Extracted records:
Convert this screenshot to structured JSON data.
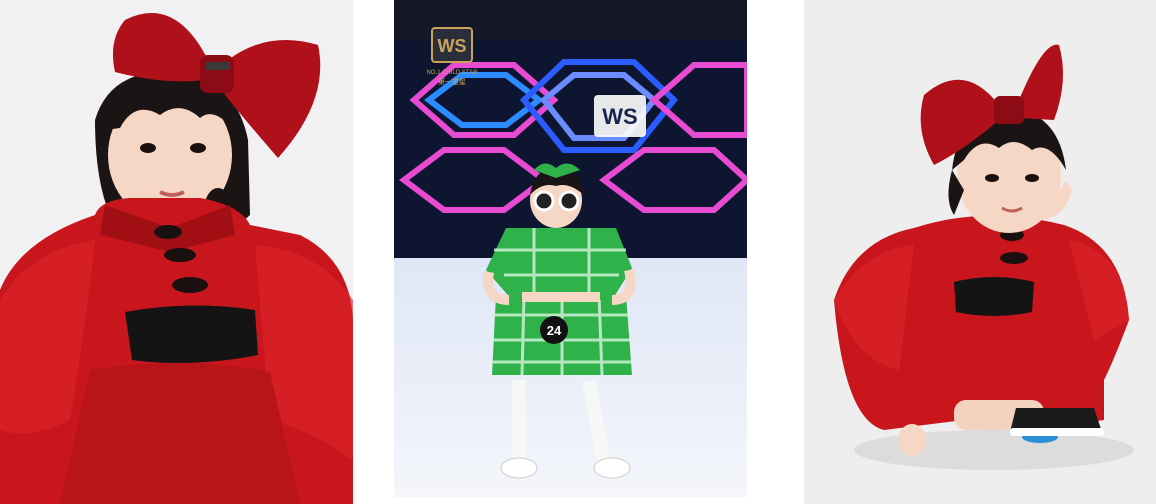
{
  "photos": [
    {
      "name": "girl-red-bow-portrait"
    },
    {
      "name": "runway-green-outfit",
      "logo_mark": "WS",
      "logo_line1": "NO.1 CHILD STAR",
      "logo_line2": "第一童星",
      "screen_mark": "WS",
      "runway_number": "24"
    },
    {
      "name": "girl-red-bow-kneeling"
    }
  ],
  "colors": {
    "dress_red": "#c8161c",
    "bow_red": "#b0101a",
    "plaid_green": "#2fb24a",
    "neon_blue": "#2a5cff",
    "neon_pink": "#e64bd2"
  }
}
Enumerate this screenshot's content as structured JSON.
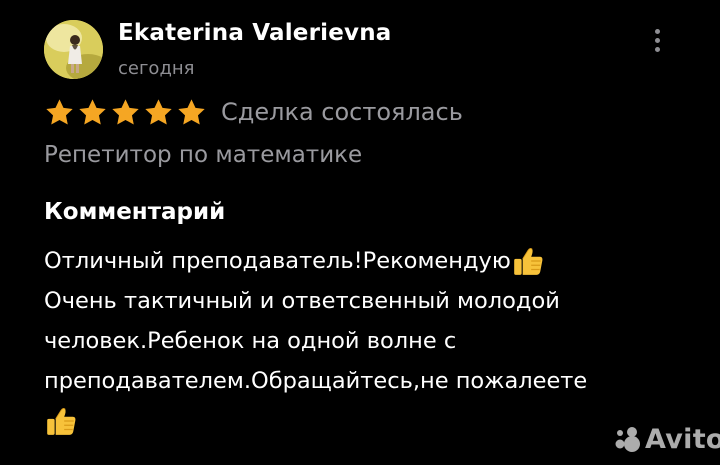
{
  "reviewer": {
    "name": "Ekaterina Valerievna",
    "date": "сегодня"
  },
  "rating": {
    "stars": 5,
    "max_stars": 5,
    "star_color": "#f5a623",
    "status": "Сделка состоялась"
  },
  "service": "Репетитор по математике",
  "comment": {
    "heading": "Комментарий",
    "lines": [
      "Отличный преподаватель!Рекомендую",
      "Очень тактичный и ответсвенный молодой",
      "человек.Ребенок на одной волне с",
      "преподавателем.Обращайтесь,не пожалеете"
    ],
    "emoji": "thumbs-up-icon"
  },
  "watermark": {
    "text": "Avito"
  },
  "colors": {
    "background": "#000000",
    "secondary_text": "#9a9a9f",
    "emoji_yellow": "#f7c23a"
  }
}
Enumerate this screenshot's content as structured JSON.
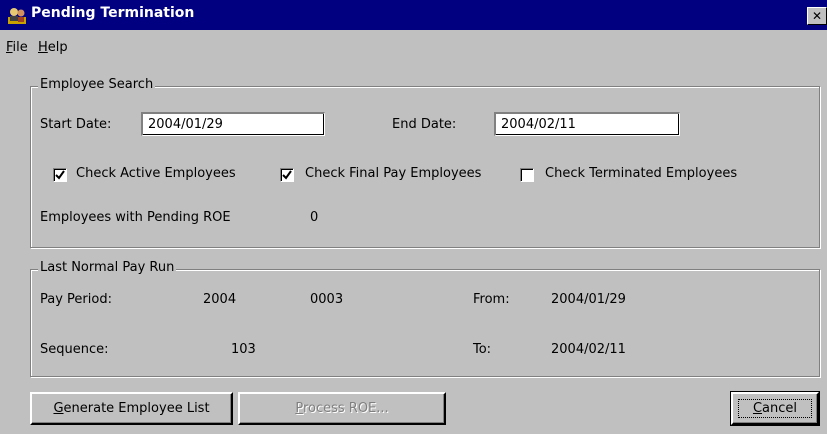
{
  "window": {
    "title": "Pending Termination",
    "close_glyph": "✕"
  },
  "menu": [
    {
      "mnemonic": "F",
      "rest": "ile"
    },
    {
      "mnemonic": "H",
      "rest": "elp"
    }
  ],
  "employee_search": {
    "group_label": "Employee Search",
    "start_date_label": "Start Date:",
    "start_date_value": "2004/01/29",
    "end_date_label": "End Date:",
    "end_date_value": "2004/02/11",
    "checks": [
      {
        "label": "Check Active Employees",
        "checked": true
      },
      {
        "label": "Check Final Pay Employees",
        "checked": true
      },
      {
        "label": "Check Terminated Employees",
        "checked": false
      }
    ],
    "pending_roe_label": "Employees with Pending ROE",
    "pending_roe_value": "0"
  },
  "last_pay_run": {
    "group_label": "Last Normal Pay Run",
    "pay_period_label": "Pay Period:",
    "pay_period_year": "2004",
    "pay_period_number": "0003",
    "from_label": "From:",
    "from_value": "2004/01/29",
    "sequence_label": "Sequence:",
    "sequence_value": "103",
    "to_label": "To:",
    "to_value": "2004/02/11"
  },
  "buttons": {
    "generate": {
      "mnemonic": "G",
      "rest": "enerate Employee List"
    },
    "process": {
      "mnemonic": "P",
      "rest": "rocess ROE..."
    },
    "cancel": {
      "mnemonic": "C",
      "rest": "ancel"
    }
  },
  "icons": {
    "app": "app-icon",
    "checkmark": "checkmark-icon"
  }
}
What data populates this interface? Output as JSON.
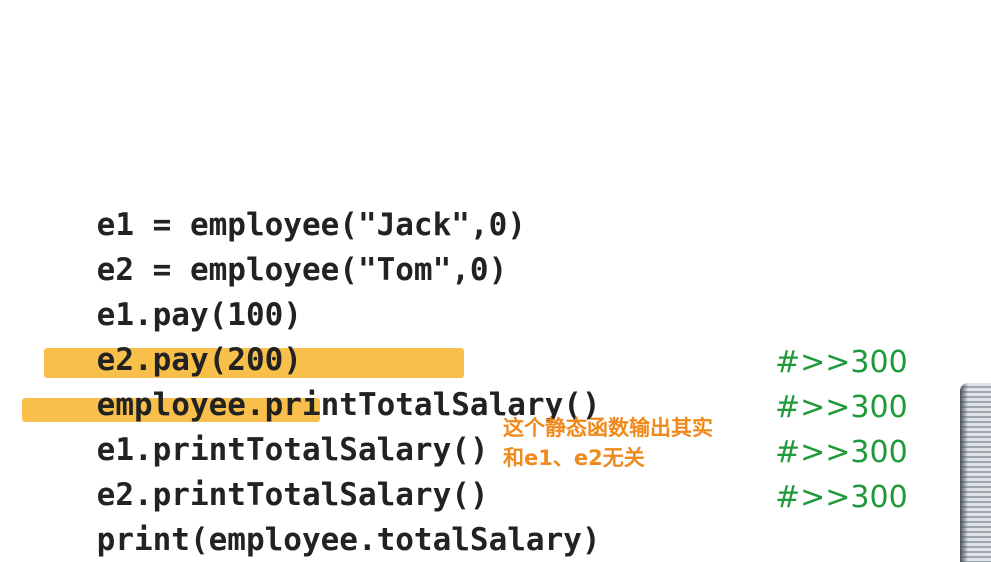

Objective:
Leave out the pictures and output the rest of the material exactly as written.

Task response:
Convert this screenshot to structured JSON data.
{
  "photos": [
    {
      "name": "girl-red-bow-portrait"
    },
    {
      "name": "runway-green-outfit",
      "logo_mark": "WS",
      "logo_line1": "NO.1 CHILD STAR",
      "logo_line2": "第一童星",
      "screen_mark": "WS",
      "runway_number": "24"
    },
    {
      "name": "girl-red-bow-kneeling"
    }
  ],
  "colors": {
    "dress_red": "#c8161c",
    "bow_red": "#b0101a",
    "plaid_green": "#2fb24a",
    "neon_blue": "#2a5cff",
    "neon_pink": "#e64bd2"
  }
}
Enumerate this screenshot's content as structured JSON.
{
  "reviewer": {
    "name": "Ekaterina Valerievna",
    "date": "сегодня"
  },
  "rating": {
    "stars": 5,
    "max_stars": 5,
    "star_color": "#f5a623",
    "status": "Сделка состоялась"
  },
  "service": "Репетитор по математике",
  "comment": {
    "heading": "Комментарий",
    "lines": [
      "Отличный преподаватель!Рекомендую",
      "Очень тактичный и ответсвенный молодой",
      "человек.Ребенок на одной волне с",
      "преподавателем.Обращайтесь,не пожалеете"
    ],
    "emoji": "thumbs-up-icon"
  },
  "watermark": {
    "text": "Avito"
  },
  "colors": {
    "background": "#000000",
    "secondary_text": "#9a9a9f",
    "emoji_yellow": "#f7c23a"
  }
}
Enumerate this screenshot's content as structured JSON.
{
  "window": {
    "title": "Pending Termination",
    "close_glyph": "✕"
  },
  "menu": [
    {
      "mnemonic": "F",
      "rest": "ile"
    },
    {
      "mnemonic": "H",
      "rest": "elp"
    }
  ],
  "employee_search": {
    "group_label": "Employee Search",
    "start_date_label": "Start Date:",
    "start_date_value": "2004/01/29",
    "end_date_label": "End Date:",
    "end_date_value": "2004/02/11",
    "checks": [
      {
        "label": "Check Active Employees",
        "checked": true
      },
      {
        "label": "Check Final Pay Employees",
        "checked": true
      },
      {
        "label": "Check Terminated Employees",
        "checked": false
      }
    ],
    "pending_roe_label": "Employees with Pending ROE",
    "pending_roe_value": "0"
  },
  "last_pay_run": {
    "group_label": "Last Normal Pay Run",
    "pay_period_label": "Pay Period:",
    "pay_period_year": "2004",
    "pay_period_number": "0003",
    "from_label": "From:",
    "from_value": "2004/01/29",
    "sequence_label": "Sequence:",
    "sequence_value": "103",
    "to_label": "To:",
    "to_value": "2004/02/11"
  },
  "buttons": {
    "generate": {
      "mnemonic": "G",
      "rest": "enerate Employee List"
    },
    "process": {
      "mnemonic": "P",
      "rest": "rocess ROE..."
    },
    "cancel": {
      "mnemonic": "C",
      "rest": "ancel"
    }
  },
  "icons": {
    "app": "app-icon",
    "checkmark": "checkmark-icon"
  }
}
What data populates this interface? Output as JSON.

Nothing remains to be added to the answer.